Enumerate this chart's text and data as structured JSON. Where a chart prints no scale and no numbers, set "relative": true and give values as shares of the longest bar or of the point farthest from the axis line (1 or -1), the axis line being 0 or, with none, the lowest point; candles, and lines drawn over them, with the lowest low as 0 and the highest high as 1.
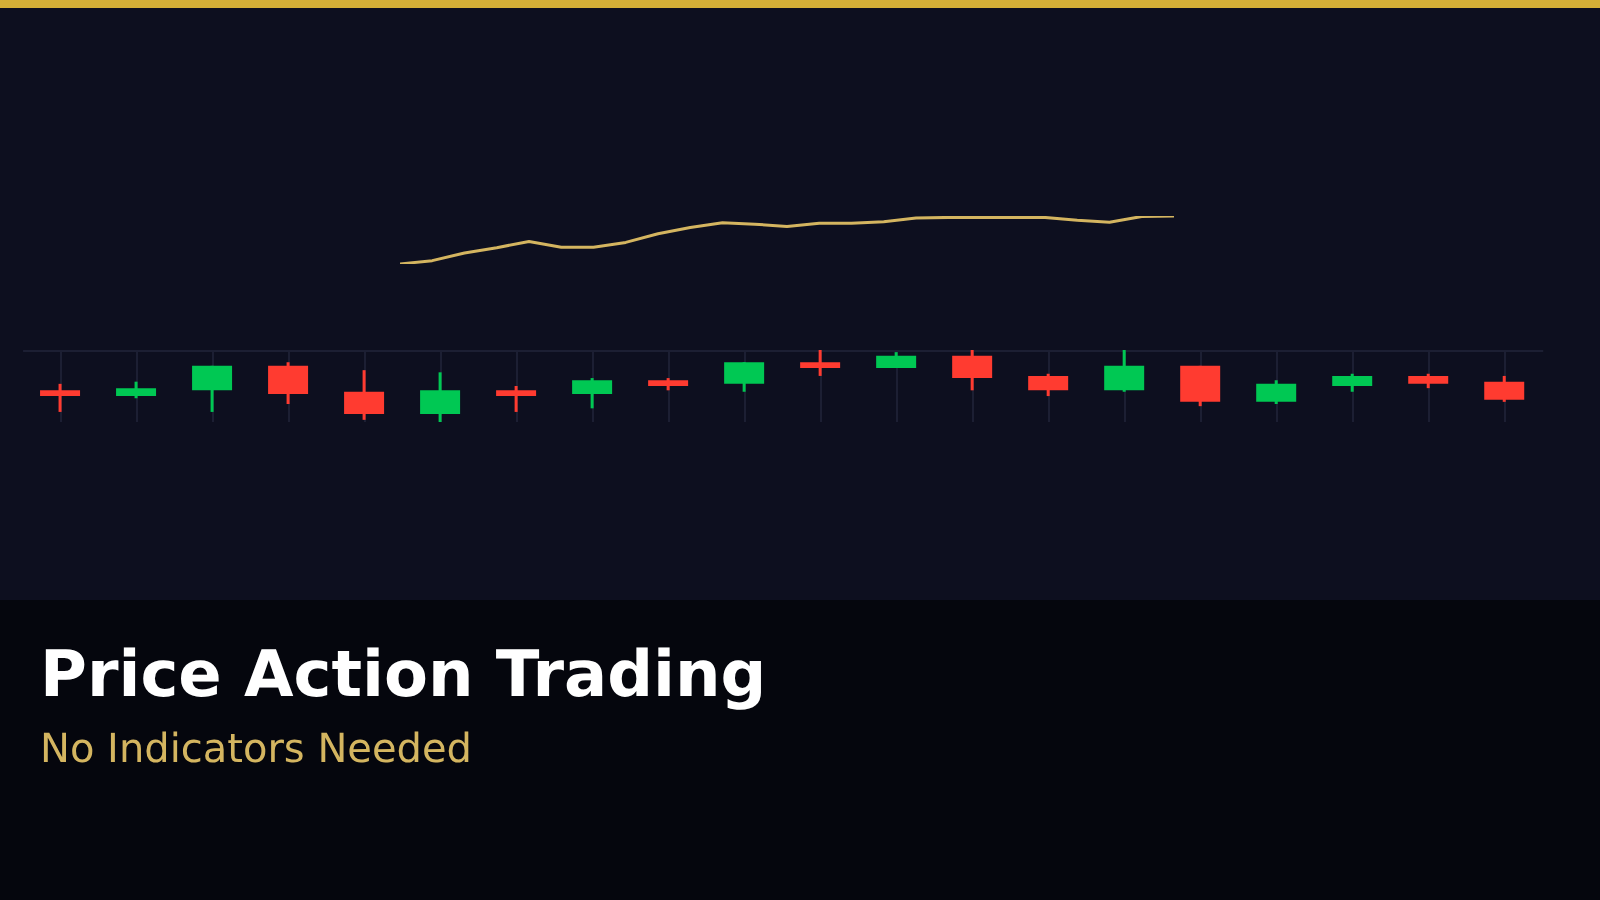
{
  "chart_data": [
    {
      "type": "line",
      "title": "Price Action Trading",
      "subtitle": "No Indicators Needed",
      "relative": true,
      "categories": [
        null,
        null,
        null,
        null,
        null,
        null,
        null,
        null,
        null,
        null,
        null,
        null,
        null,
        null,
        null,
        null,
        null,
        null,
        null,
        null,
        null,
        null,
        null,
        null,
        null
      ],
      "series": [
        {
          "color": "#d4b560",
          "values": [
            0,
            0.07,
            0.23,
            0.34,
            0.47,
            0.35,
            0.35,
            0.45,
            0.63,
            0.76,
            0.86,
            0.83,
            0.78,
            0.85,
            0.85,
            0.88,
            0.96,
            0.97,
            0.97,
            0.97,
            0.97,
            0.91,
            0.87,
            0.99,
            1
          ]
        }
      ]
    },
    {
      "type": "candlestick",
      "relative": true,
      "grid": true,
      "categories": [
        null,
        null,
        null,
        null,
        null,
        null,
        null,
        null,
        null,
        null,
        null,
        null,
        null,
        null,
        null,
        null,
        null,
        null,
        null,
        null
      ],
      "ohlc": [
        [
          0.44,
          0.53,
          0.14,
          0.36
        ],
        [
          0.36,
          0.56,
          0.33,
          0.47
        ],
        [
          0.44,
          0.78,
          0.14,
          0.78
        ],
        [
          0.78,
          0.83,
          0.25,
          0.39
        ],
        [
          0.42,
          0.72,
          0.03,
          0.11
        ],
        [
          0.11,
          0.69,
          0,
          0.44
        ],
        [
          0.44,
          0.5,
          0.14,
          0.36
        ],
        [
          0.39,
          0.61,
          0.19,
          0.58
        ],
        [
          0.58,
          0.61,
          0.44,
          0.5
        ],
        [
          0.53,
          0.83,
          0.42,
          0.83
        ],
        [
          0.83,
          1,
          0.64,
          0.75
        ],
        [
          0.75,
          0.97,
          0.75,
          0.92
        ],
        [
          0.92,
          1,
          0.44,
          0.61
        ],
        [
          0.64,
          0.67,
          0.36,
          0.44
        ],
        [
          0.44,
          1,
          0.42,
          0.78
        ],
        [
          0.78,
          0.78,
          0.22,
          0.28
        ],
        [
          0.28,
          0.58,
          0.25,
          0.53
        ],
        [
          0.5,
          0.67,
          0.42,
          0.64
        ],
        [
          0.64,
          0.67,
          0.47,
          0.53
        ],
        [
          0.56,
          0.64,
          0.28,
          0.31
        ]
      ],
      "colors": [
        "#ff3b30",
        "#00c853",
        "#00c853",
        "#ff3b30",
        "#ff3b30",
        "#00c853",
        "#ff3b30",
        "#00c853",
        "#ff3b30",
        "#00c853",
        "#ff3b30",
        "#00c853",
        "#ff3b30",
        "#ff3b30",
        "#00c853",
        "#ff3b30",
        "#00c853",
        "#00c853",
        "#ff3b30",
        "#ff3b30"
      ]
    }
  ]
}
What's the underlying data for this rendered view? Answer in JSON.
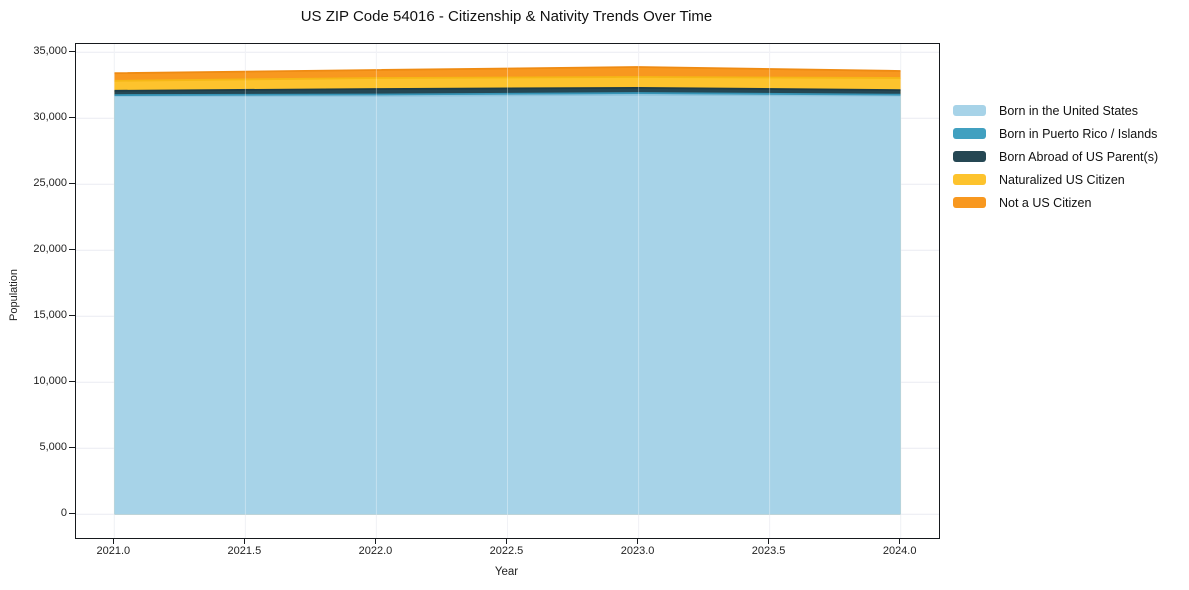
{
  "title": "US ZIP Code 54016 - Citizenship & Nativity Trends Over Time",
  "chart_data": {
    "type": "area",
    "stacked": true,
    "title": "US ZIP Code 54016 - Citizenship & Nativity Trends Over Time",
    "xlabel": "Year",
    "ylabel": "Population",
    "x": [
      2021,
      2022,
      2023,
      2024
    ],
    "series": [
      {
        "name": "Born in the United States",
        "color": "#a7d3e8",
        "edge_color": "#8fc3dc",
        "values": [
          31700,
          31700,
          31770,
          31720
        ]
      },
      {
        "name": "Born in Puerto Rico / Islands",
        "color": "#41a0c0",
        "edge_color": "#3694b6",
        "values": [
          60,
          100,
          150,
          70
        ]
      },
      {
        "name": "Born Abroad of US Parent(s)",
        "color": "#254753",
        "edge_color": "#1e3c47",
        "values": [
          320,
          420,
          380,
          350
        ]
      },
      {
        "name": "Naturalized US Citizen",
        "color": "#fdc32d",
        "edge_color": "#f5b716",
        "values": [
          760,
          830,
          830,
          910
        ]
      },
      {
        "name": "Not a US Citizen",
        "color": "#f8981f",
        "edge_color": "#ef8b12",
        "values": [
          580,
          610,
          760,
          530
        ]
      }
    ],
    "ylim": [
      0,
      35000
    ],
    "xlim": [
      2021,
      2024
    ],
    "yticks": [
      "0",
      "5,000",
      "10,000",
      "15,000",
      "20,000",
      "25,000",
      "30,000",
      "35,000"
    ],
    "ytick_values": [
      0,
      5000,
      10000,
      15000,
      20000,
      25000,
      30000,
      35000
    ],
    "xticks": [
      "2021.0",
      "2021.5",
      "2022.0",
      "2022.5",
      "2023.0",
      "2023.5",
      "2024.0"
    ],
    "xtick_values": [
      2021.0,
      2021.5,
      2022.0,
      2022.5,
      2023.0,
      2023.5,
      2024.0
    ],
    "grid": true,
    "legend_position": "right",
    "grid_color": "#eaecf2",
    "frame_color": "#16191d"
  }
}
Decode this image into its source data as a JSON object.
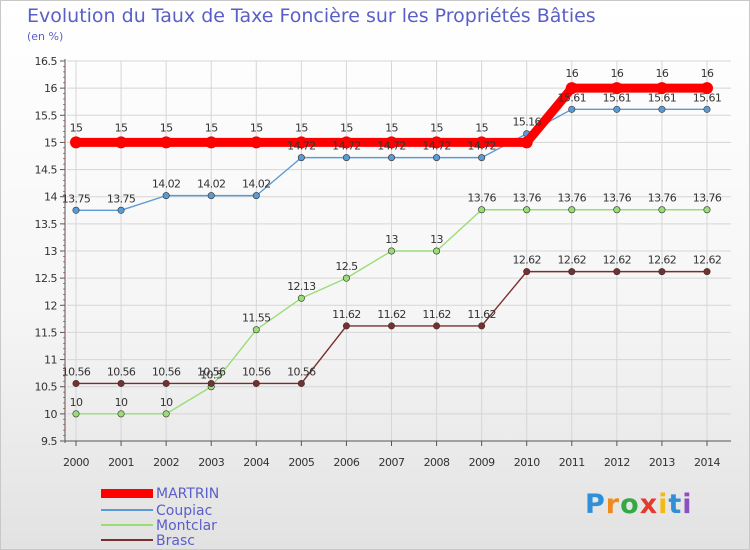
{
  "header": {
    "title": "Evolution du Taux de Taxe Foncière sur les Propriétés Bâties",
    "unit": "(en %)"
  },
  "logo": {
    "text": "Proxiti",
    "colors": [
      "#2f8fd8",
      "#f08a1c",
      "#35a845",
      "#e23a2e",
      "#f5b915",
      "#2f8fd8",
      "#8d4fbf"
    ]
  },
  "chart_data": {
    "type": "line",
    "title": "Evolution du Taux de Taxe Foncière sur les Propriétés Bâties",
    "ylabel": "(en %)",
    "xlabel": "",
    "x": [
      "2000",
      "2001",
      "2002",
      "2003",
      "2004",
      "2005",
      "2006",
      "2007",
      "2008",
      "2009",
      "2010",
      "2011",
      "2012",
      "2013",
      "2014"
    ],
    "ylim": [
      9.5,
      16.5
    ],
    "yticks": [
      "9.5",
      "10",
      "10.5",
      "11",
      "11.5",
      "12",
      "12.5",
      "13",
      "13.5",
      "14",
      "14.5",
      "15",
      "15.5",
      "16",
      "16.5"
    ],
    "grid": true,
    "legend": "bottom-left",
    "series": [
      {
        "name": "MARTRIN",
        "color": "#ff0000",
        "width": 9,
        "values": [
          15,
          15,
          15,
          15,
          15,
          15,
          15,
          15,
          15,
          15,
          15,
          16,
          16,
          16,
          16
        ],
        "labels": [
          "15",
          "15",
          "15",
          "15",
          "15",
          "15",
          "15",
          "15",
          "15",
          "15",
          "",
          "16",
          "16",
          "16",
          "16"
        ]
      },
      {
        "name": "Coupiac",
        "color": "#5b9bd5",
        "width": 1.4,
        "values": [
          13.75,
          13.75,
          14.02,
          14.02,
          14.02,
          14.72,
          14.72,
          14.72,
          14.72,
          14.72,
          15.16,
          15.61,
          15.61,
          15.61,
          15.61
        ],
        "labels": [
          "13.75",
          "13.75",
          "14.02",
          "14.02",
          "14.02",
          "14.72",
          "14.72",
          "14.72",
          "14.72",
          "14.72",
          "15.16",
          "15.61",
          "15.61",
          "15.61",
          "15.61"
        ]
      },
      {
        "name": "Montclar",
        "color": "#99dd77",
        "width": 1.4,
        "values": [
          10,
          10,
          10,
          10.5,
          11.55,
          12.13,
          12.5,
          13,
          13,
          13.76,
          13.76,
          13.76,
          13.76,
          13.76,
          13.76
        ],
        "labels": [
          "10",
          "10",
          "10",
          "10.5",
          "11.55",
          "12.13",
          "12.5",
          "13",
          "13",
          "13.76",
          "13.76",
          "13.76",
          "13.76",
          "13.76",
          "13.76"
        ]
      },
      {
        "name": "Brasc",
        "color": "#7a2e2e",
        "width": 1.4,
        "values": [
          10.56,
          10.56,
          10.56,
          10.56,
          10.56,
          10.56,
          11.62,
          11.62,
          11.62,
          11.62,
          12.62,
          12.62,
          12.62,
          12.62,
          12.62
        ],
        "labels": [
          "10.56",
          "10.56",
          "10.56",
          "10.56",
          "10.56",
          "10.56",
          "11.62",
          "11.62",
          "11.62",
          "11.62",
          "12.62",
          "12.62",
          "12.62",
          "12.62",
          "12.62"
        ]
      }
    ]
  }
}
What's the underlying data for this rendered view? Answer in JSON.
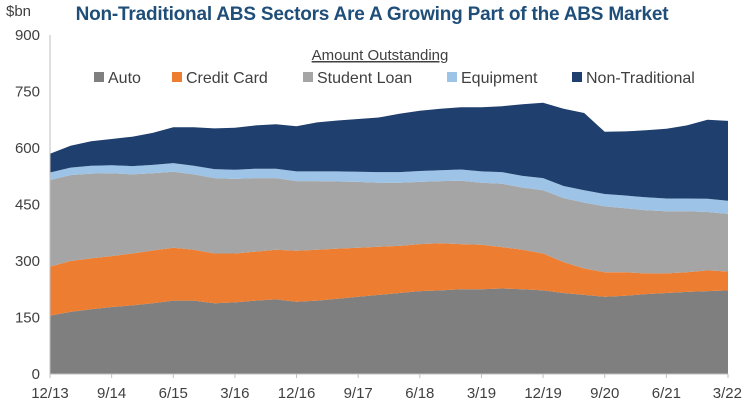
{
  "chart_data": {
    "type": "area",
    "stacked": true,
    "title": "Non-Traditional ABS Sectors Are A Growing Part of the ABS Market",
    "unit_label": "$bn",
    "legend_title": "Amount Outstanding",
    "ylim": [
      0,
      900
    ],
    "yticks": [
      "0",
      "150",
      "300",
      "450",
      "600",
      "750",
      "900"
    ],
    "ytick_values": [
      0,
      150,
      300,
      450,
      600,
      750,
      900
    ],
    "x": [
      "12/13",
      "3/14",
      "6/14",
      "9/14",
      "12/14",
      "3/15",
      "6/15",
      "9/15",
      "12/15",
      "3/16",
      "6/16",
      "9/16",
      "12/16",
      "3/17",
      "6/17",
      "9/17",
      "12/17",
      "3/18",
      "6/18",
      "9/18",
      "12/18",
      "3/19",
      "6/19",
      "9/19",
      "12/19",
      "3/20",
      "6/20",
      "9/20",
      "12/20",
      "3/21",
      "6/21",
      "9/21",
      "12/21",
      "3/22"
    ],
    "xticks": [
      "12/13",
      "9/14",
      "6/15",
      "3/16",
      "12/16",
      "9/17",
      "6/18",
      "3/19",
      "12/19",
      "9/20",
      "6/21",
      "3/22"
    ],
    "grid": false,
    "legend_position": "top",
    "series": [
      {
        "name": "Auto",
        "color": "#7f7f7f",
        "values": [
          155,
          165,
          172,
          178,
          182,
          188,
          195,
          195,
          188,
          190,
          195,
          198,
          192,
          195,
          200,
          205,
          210,
          215,
          220,
          222,
          225,
          225,
          227,
          225,
          222,
          215,
          210,
          205,
          208,
          212,
          215,
          218,
          220,
          222
        ]
      },
      {
        "name": "Credit Card",
        "color": "#ed7d31",
        "values": [
          130,
          135,
          135,
          135,
          138,
          140,
          140,
          135,
          132,
          130,
          130,
          132,
          135,
          135,
          133,
          130,
          128,
          125,
          125,
          125,
          120,
          118,
          110,
          105,
          98,
          82,
          70,
          65,
          62,
          55,
          52,
          52,
          55,
          50
        ]
      },
      {
        "name": "Student Loan",
        "color": "#a5a5a5",
        "values": [
          230,
          228,
          225,
          220,
          210,
          205,
          202,
          200,
          200,
          198,
          195,
          190,
          185,
          182,
          178,
          175,
          170,
          168,
          165,
          165,
          168,
          165,
          168,
          165,
          168,
          170,
          175,
          175,
          170,
          168,
          165,
          162,
          155,
          153
        ]
      },
      {
        "name": "Equipment",
        "color": "#9dc3e6",
        "values": [
          20,
          20,
          21,
          21,
          22,
          22,
          23,
          23,
          24,
          24,
          25,
          25,
          26,
          26,
          27,
          27,
          28,
          28,
          29,
          29,
          30,
          30,
          31,
          31,
          32,
          32,
          33,
          33,
          34,
          34,
          34,
          34,
          35,
          35
        ]
      },
      {
        "name": "Non-Traditional",
        "color": "#1f3f6e",
        "values": [
          50,
          58,
          65,
          70,
          78,
          85,
          95,
          102,
          108,
          112,
          115,
          118,
          120,
          130,
          135,
          140,
          145,
          155,
          160,
          163,
          165,
          170,
          175,
          190,
          200,
          205,
          205,
          165,
          170,
          178,
          185,
          194,
          210,
          212
        ]
      }
    ]
  }
}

STATED GOAL:
Give the count of lines holding the word "Traditional", with no other words.

RESPONSE:
2